▸ **Exercise goal**
Copy out word for word the entries from the start through the line containing "quoted-post[interactable]: 2016-11 发表于", including that line.

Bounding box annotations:
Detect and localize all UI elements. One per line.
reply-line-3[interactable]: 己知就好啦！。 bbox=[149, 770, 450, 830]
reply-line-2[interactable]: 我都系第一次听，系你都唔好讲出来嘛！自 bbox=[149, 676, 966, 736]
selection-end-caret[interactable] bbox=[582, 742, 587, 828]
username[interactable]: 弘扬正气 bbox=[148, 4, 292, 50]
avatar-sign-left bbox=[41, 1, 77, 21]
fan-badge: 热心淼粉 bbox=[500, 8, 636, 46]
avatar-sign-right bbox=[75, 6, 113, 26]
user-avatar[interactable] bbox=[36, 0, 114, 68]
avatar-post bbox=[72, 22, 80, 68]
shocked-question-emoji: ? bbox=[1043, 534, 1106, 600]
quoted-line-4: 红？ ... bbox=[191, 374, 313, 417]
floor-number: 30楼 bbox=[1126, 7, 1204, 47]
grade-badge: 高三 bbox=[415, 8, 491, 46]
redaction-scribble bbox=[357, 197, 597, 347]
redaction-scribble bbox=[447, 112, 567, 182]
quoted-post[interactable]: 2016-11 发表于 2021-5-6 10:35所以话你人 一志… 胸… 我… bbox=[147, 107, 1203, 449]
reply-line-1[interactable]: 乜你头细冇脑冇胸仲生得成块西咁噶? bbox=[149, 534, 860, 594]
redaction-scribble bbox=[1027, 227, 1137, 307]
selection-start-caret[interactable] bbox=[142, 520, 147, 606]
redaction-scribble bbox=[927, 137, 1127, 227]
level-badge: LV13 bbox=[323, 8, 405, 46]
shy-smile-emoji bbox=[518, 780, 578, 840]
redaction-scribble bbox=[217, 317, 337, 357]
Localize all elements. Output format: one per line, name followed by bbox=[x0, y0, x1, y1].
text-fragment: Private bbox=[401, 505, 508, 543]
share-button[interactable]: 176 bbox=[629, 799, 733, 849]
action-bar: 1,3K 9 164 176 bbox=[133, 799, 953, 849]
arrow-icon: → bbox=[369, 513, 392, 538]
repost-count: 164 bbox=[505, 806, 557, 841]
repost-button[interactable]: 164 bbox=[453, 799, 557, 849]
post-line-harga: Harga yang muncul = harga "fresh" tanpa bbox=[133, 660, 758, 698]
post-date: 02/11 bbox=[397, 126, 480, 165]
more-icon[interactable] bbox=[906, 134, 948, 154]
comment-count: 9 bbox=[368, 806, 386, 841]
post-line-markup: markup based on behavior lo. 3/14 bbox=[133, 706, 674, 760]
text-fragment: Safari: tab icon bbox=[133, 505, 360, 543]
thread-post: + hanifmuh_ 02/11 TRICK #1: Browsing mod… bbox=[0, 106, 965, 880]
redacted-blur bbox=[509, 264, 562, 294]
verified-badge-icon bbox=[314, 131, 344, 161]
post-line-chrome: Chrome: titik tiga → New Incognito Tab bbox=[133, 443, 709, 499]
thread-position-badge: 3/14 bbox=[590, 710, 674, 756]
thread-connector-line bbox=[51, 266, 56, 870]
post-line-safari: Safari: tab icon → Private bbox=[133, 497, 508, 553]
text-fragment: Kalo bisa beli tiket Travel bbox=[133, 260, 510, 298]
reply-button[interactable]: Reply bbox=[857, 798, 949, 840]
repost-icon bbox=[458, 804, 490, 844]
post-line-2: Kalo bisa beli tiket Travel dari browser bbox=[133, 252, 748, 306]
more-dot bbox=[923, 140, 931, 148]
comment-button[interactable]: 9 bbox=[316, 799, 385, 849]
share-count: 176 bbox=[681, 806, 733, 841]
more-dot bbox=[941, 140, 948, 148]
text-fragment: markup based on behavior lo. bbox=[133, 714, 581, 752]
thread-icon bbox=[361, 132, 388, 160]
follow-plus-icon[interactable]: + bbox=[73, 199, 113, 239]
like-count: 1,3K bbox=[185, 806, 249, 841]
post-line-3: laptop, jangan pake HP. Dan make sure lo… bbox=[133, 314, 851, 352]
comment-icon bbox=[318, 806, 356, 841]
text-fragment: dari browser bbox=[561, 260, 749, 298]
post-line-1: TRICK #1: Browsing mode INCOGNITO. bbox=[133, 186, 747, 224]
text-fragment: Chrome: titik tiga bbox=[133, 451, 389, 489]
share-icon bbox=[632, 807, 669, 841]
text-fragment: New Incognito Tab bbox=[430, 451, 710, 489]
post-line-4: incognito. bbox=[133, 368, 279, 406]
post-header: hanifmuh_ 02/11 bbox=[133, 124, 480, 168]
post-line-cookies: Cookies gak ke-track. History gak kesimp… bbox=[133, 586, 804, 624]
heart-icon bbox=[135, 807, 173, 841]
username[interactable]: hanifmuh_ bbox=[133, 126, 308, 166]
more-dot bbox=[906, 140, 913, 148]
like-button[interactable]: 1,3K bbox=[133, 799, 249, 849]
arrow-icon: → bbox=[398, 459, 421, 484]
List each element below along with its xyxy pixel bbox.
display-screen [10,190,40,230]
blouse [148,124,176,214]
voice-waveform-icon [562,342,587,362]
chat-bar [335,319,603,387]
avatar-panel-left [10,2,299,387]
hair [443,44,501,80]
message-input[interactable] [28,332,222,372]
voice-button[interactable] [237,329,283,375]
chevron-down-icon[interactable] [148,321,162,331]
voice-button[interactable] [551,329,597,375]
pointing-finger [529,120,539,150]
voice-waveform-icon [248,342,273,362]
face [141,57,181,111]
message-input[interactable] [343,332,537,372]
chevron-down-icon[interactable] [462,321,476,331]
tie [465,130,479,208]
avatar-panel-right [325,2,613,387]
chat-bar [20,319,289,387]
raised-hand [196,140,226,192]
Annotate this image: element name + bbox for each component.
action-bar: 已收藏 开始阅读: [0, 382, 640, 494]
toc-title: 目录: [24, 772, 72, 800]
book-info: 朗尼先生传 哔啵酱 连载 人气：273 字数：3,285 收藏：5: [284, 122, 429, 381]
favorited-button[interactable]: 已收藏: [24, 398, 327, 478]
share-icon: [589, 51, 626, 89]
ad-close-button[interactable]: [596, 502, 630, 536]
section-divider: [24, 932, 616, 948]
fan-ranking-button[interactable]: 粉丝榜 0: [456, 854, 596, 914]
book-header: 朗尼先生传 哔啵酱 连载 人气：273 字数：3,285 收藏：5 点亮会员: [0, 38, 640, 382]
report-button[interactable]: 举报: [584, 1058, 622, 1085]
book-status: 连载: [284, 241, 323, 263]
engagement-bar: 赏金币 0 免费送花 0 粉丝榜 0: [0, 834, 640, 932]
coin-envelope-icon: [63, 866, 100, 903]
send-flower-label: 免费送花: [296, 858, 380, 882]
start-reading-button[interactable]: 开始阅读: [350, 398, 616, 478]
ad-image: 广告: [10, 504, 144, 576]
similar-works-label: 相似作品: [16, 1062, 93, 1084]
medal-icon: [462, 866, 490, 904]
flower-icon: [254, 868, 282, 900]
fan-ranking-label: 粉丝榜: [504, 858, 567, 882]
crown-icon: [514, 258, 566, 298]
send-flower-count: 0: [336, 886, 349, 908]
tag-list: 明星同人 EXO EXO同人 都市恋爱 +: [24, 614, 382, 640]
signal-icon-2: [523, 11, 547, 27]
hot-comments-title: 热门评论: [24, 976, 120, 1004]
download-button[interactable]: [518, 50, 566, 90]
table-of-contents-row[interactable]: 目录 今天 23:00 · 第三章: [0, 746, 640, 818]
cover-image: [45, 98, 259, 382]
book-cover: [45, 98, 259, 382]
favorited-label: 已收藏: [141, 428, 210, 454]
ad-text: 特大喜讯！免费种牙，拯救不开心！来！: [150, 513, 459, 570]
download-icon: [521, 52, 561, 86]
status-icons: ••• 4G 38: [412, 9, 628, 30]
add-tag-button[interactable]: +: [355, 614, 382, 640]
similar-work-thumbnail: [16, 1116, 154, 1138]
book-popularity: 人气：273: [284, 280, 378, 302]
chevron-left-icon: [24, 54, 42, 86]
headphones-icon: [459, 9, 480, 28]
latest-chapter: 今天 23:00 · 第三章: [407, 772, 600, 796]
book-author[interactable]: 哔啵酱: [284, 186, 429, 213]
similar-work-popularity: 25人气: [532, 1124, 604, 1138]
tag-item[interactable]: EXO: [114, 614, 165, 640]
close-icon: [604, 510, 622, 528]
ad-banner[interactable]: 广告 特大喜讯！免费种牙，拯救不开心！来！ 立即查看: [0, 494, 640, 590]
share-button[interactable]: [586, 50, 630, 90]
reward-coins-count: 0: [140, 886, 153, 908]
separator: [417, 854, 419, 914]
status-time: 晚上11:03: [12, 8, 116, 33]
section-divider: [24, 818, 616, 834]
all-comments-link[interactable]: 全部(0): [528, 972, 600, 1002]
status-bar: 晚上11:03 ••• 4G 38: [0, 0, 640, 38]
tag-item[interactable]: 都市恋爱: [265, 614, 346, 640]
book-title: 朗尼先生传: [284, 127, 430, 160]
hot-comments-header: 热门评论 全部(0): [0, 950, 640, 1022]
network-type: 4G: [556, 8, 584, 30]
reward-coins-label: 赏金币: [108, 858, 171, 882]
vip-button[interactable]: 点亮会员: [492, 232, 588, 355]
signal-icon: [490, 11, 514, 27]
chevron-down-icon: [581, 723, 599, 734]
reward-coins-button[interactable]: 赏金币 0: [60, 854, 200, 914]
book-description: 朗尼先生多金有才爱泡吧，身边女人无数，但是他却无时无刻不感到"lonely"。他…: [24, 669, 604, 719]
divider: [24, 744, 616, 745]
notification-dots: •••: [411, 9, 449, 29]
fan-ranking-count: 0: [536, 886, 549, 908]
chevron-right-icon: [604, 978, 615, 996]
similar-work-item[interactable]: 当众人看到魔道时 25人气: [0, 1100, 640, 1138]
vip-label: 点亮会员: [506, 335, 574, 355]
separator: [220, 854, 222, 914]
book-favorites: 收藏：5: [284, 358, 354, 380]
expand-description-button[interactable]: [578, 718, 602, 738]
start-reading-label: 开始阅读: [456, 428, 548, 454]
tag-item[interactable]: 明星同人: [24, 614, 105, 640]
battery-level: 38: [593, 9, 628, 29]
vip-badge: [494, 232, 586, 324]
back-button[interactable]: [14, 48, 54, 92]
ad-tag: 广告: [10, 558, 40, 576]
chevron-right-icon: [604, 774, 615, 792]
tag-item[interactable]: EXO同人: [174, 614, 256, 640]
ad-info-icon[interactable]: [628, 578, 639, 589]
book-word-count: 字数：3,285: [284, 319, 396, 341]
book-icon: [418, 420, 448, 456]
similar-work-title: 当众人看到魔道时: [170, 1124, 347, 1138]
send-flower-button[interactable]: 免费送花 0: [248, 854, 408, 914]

▸ **Final answer**
Detect and localize all UI elements. One per line.
reply-line-3[interactable]: 己知就好啦！。 bbox=[149, 770, 450, 830]
reply-line-2[interactable]: 我都系第一次听，系你都唔好讲出来嘛！自 bbox=[149, 676, 966, 736]
selection-end-caret[interactable] bbox=[582, 742, 587, 828]
username[interactable]: 弘扬正气 bbox=[148, 4, 292, 50]
avatar-sign-left bbox=[41, 1, 77, 21]
fan-badge: 热心淼粉 bbox=[500, 8, 636, 46]
avatar-sign-right bbox=[75, 6, 113, 26]
user-avatar[interactable] bbox=[36, 0, 114, 68]
avatar-post bbox=[72, 22, 80, 68]
shocked-question-emoji: ? bbox=[1043, 534, 1106, 600]
quoted-line-4: 红？ ... bbox=[191, 374, 313, 417]
floor-number: 30楼 bbox=[1126, 7, 1204, 47]
grade-badge: 高三 bbox=[415, 8, 491, 46]
redaction-scribble bbox=[357, 197, 597, 347]
redaction-scribble bbox=[447, 112, 567, 182]
quoted-post[interactable]: 2016-11 发表于 2021-5-6 10:35所以话你人 一志… 胸… 我… bbox=[147, 107, 1203, 449]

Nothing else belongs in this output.